◆ **Task directions**
Restate the records that follow word for word; no pictures should appear.

========

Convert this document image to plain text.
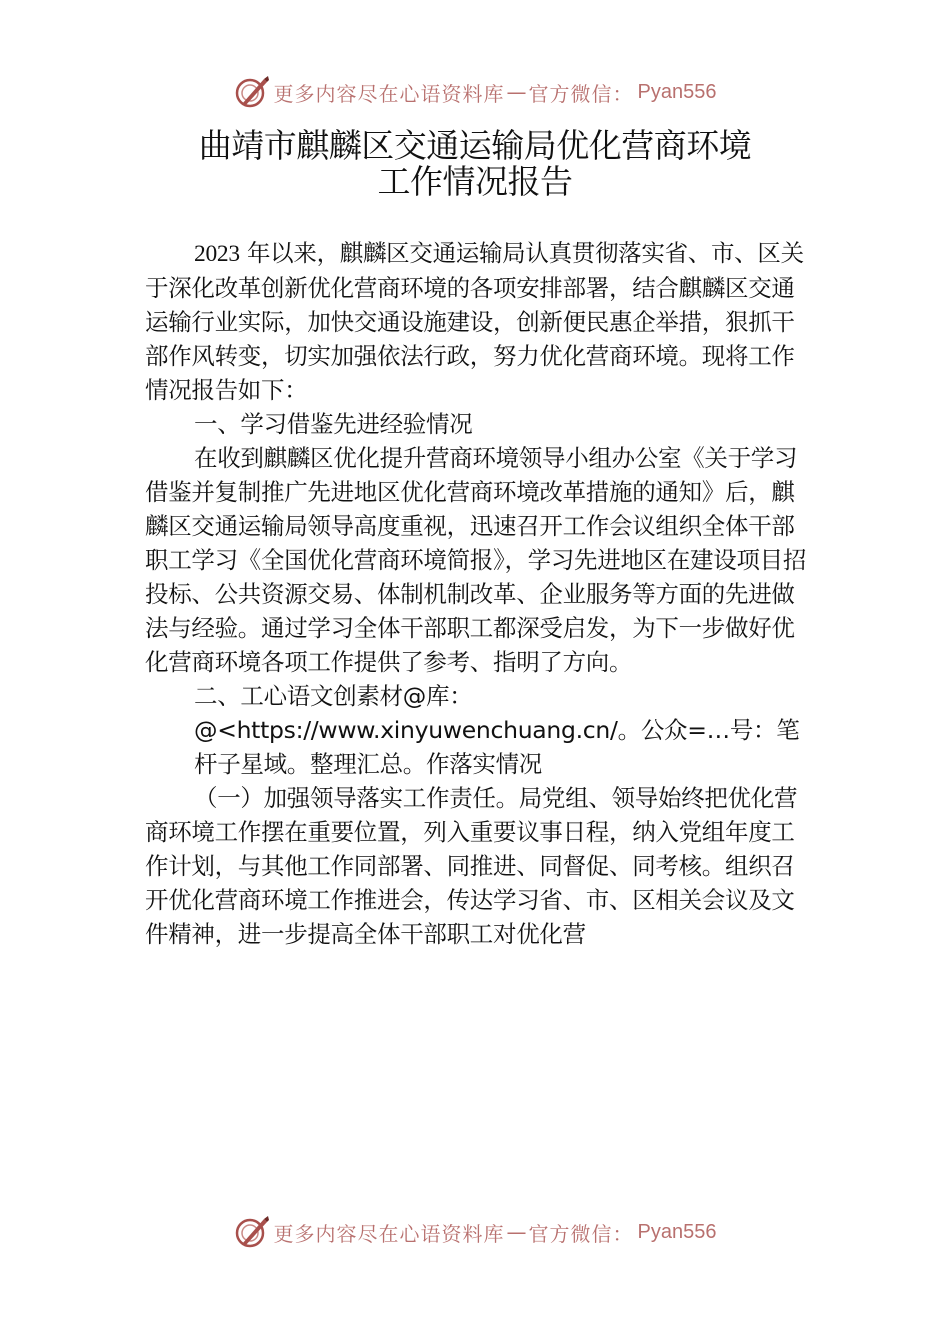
更多内容尽在心语资料库 — 官方微信： Pyan556
曲靖市麒麟区交通运输局优化营商环境
工作情况报告

2023 年以来，麒麟区交通运输局认真贯彻落实省、市、区关于深化改革创新优化营商环境的各项安排部署，结合麒麟区交通运输行业实际，加快交通设施建设，创新便民惠企举措，狠抓干部作风转变，切实加强依法行政，努力优化营商环境。现将工作情况报告如下：

一、学习借鉴先进经验情况

在收到麒麟区优化提升营商环境领导小组办公室《关于学习借鉴并复制推广先进地区优化营商环境改革措施的通知》后，麒麟区交通运输局领导高度重视，迅速召开工作会议组织全体干部职工学习《全国优化营商环境简报》，学习先进地区在建设项目招投标、公共资源交易、体制机制改革、企业服务等方面的先进做法与经验。通过学习全体干部职工都深受启发，为下一步做好优化营商环境各项工作提供了参考、指明了方向。

二、工心语文创素材@库：@<https://www.xinyuwenchuang.cn/。公众=…号：笔杆子星域。整理汇总。作落实情况

（一）加强领导落实工作责任。局党组、领导始终把优化营商环境工作摆在重要位置，列入重要议事日程，纳入党组年度工作计划，与其他工作同部署、同推进、同督促、同考核。组织召开优化营商环境工作推进会，传达学习省、市、区相关会议及文件精神，进一步提高全体干部职工对优化营

更多内容尽在心语资料库 — 官方微信： Pyan556
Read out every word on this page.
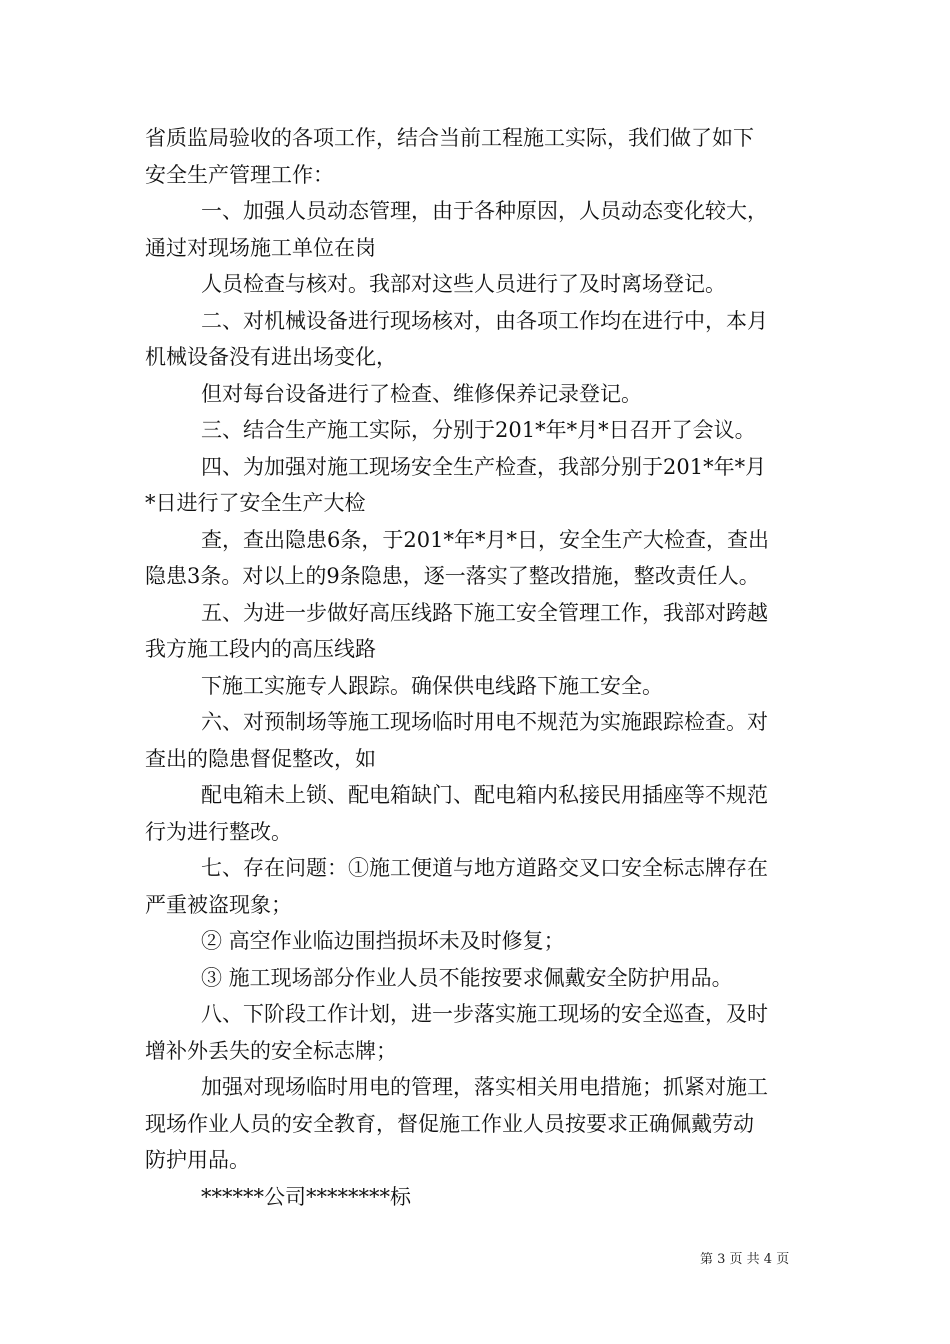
省质监局验收的各项工作，结合当前工程施工实际，我们做了如下
安全生产管理工作：
一、加强人员动态管理，由于各种原因，人员动态变化较大，
通过对现场施工单位在岗
人员检查与核对。我部对这些人员进行了及时离场登记。
二、对机械设备进行现场核对，由各项工作均在进行中，本月
机械设备没有进出场变化，
但对每台设备进行了检查、维修保养记录登记。
三、结合生产施工实际，分别于201*年*月*日召开了会议。
四、为加强对施工现场安全生产检查，我部分别于201*年*月
*日进行了安全生产大检
查，查出隐患6条，于201*年*月*日，安全生产大检查，查出
隐患3条。对以上的9条隐患，逐一落实了整改措施，整改责任人。
五、为进一步做好高压线路下施工安全管理工作，我部对跨越
我方施工段内的高压线路
下施工实施专人跟踪。确保供电线路下施工安全。
六、对预制场等施工现场临时用电不规范为实施跟踪检查。对
查出的隐患督促整改，如
配电箱未上锁、配电箱缺门、配电箱内私接民用插座等不规范
行为进行整改。
七、存在问题：①施工便道与地方道路交叉口安全标志牌存在
严重被盗现象；
② 高空作业临边围挡损坏未及时修复；
③ 施工现场部分作业人员不能按要求佩戴安全防护用品。
八、下阶段工作计划，进一步落实施工现场的安全巡查，及时
增补外丢失的安全标志牌；
加强对现场临时用电的管理，落实相关用电措施；抓紧对施工
现场作业人员的安全教育，督促施工作业人员按要求正确佩戴劳动
防护用品。
******公司********标
第 3 页 共 4 页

========

◆ **In response**
Convert this document image to plain text.
更多内容尽在心语资料库 — 官方微信： Pyan556
曲靖市麒麟区交通运输局优化营商环境
工作情况报告

2023 年以来，麒麟区交通运输局认真贯彻落实省、市、区关于深化改革创新优化营商环境的各项安排部署，结合麒麟区交通运输行业实际，加快交通设施建设，创新便民惠企举措，狠抓干部作风转变，切实加强依法行政，努力优化营商环境。现将工作情况报告如下：

一、学习借鉴先进经验情况

在收到麒麟区优化提升营商环境领导小组办公室《关于学习借鉴并复制推广先进地区优化营商环境改革措施的通知》后，麒麟区交通运输局领导高度重视，迅速召开工作会议组织全体干部职工学习《全国优化营商环境简报》，学习先进地区在建设项目招投标、公共资源交易、体制机制改革、企业服务等方面的先进做法与经验。通过学习全体干部职工都深受启发，为下一步做好优化营商环境各项工作提供了参考、指明了方向。

二、工心语文创素材@库：@<https://www.xinyuwenchuang.cn/。公众=…号：笔杆子星域。整理汇总。作落实情况

（一）加强领导落实工作责任。局党组、领导始终把优化营商环境工作摆在重要位置，列入重要议事日程，纳入党组年度工作计划，与其他工作同部署、同推进、同督促、同考核。组织召开优化营商环境工作推进会，传达学习省、市、区相关会议及文件精神，进一步提高全体干部职工对优化营

更多内容尽在心语资料库 — 官方微信： Pyan556
Read out every word on this page.
省质监局验收的各项工作，结合当前工程施工实际，我们做了如下
安全生产管理工作：
一、加强人员动态管理，由于各种原因，人员动态变化较大，
通过对现场施工单位在岗
人员检查与核对。我部对这些人员进行了及时离场登记。
二、对机械设备进行现场核对，由各项工作均在进行中，本月
机械设备没有进出场变化，
但对每台设备进行了检查、维修保养记录登记。
三、结合生产施工实际，分别于201*年*月*日召开了会议。
四、为加强对施工现场安全生产检查，我部分别于201*年*月
*日进行了安全生产大检
查，查出隐患6条，于201*年*月*日，安全生产大检查，查出
隐患3条。对以上的9条隐患，逐一落实了整改措施，整改责任人。
五、为进一步做好高压线路下施工安全管理工作，我部对跨越
我方施工段内的高压线路
下施工实施专人跟踪。确保供电线路下施工安全。
六、对预制场等施工现场临时用电不规范为实施跟踪检查。对
查出的隐患督促整改，如
配电箱未上锁、配电箱缺门、配电箱内私接民用插座等不规范
行为进行整改。
七、存在问题：①施工便道与地方道路交叉口安全标志牌存在
严重被盗现象；
② 高空作业临边围挡损坏未及时修复；
③ 施工现场部分作业人员不能按要求佩戴安全防护用品。
八、下阶段工作计划，进一步落实施工现场的安全巡查，及时
增补外丢失的安全标志牌；
加强对现场临时用电的管理，落实相关用电措施；抓紧对施工
现场作业人员的安全教育，督促施工作业人员按要求正确佩戴劳动
防护用品。
******公司********标
第 3 页 共 4 页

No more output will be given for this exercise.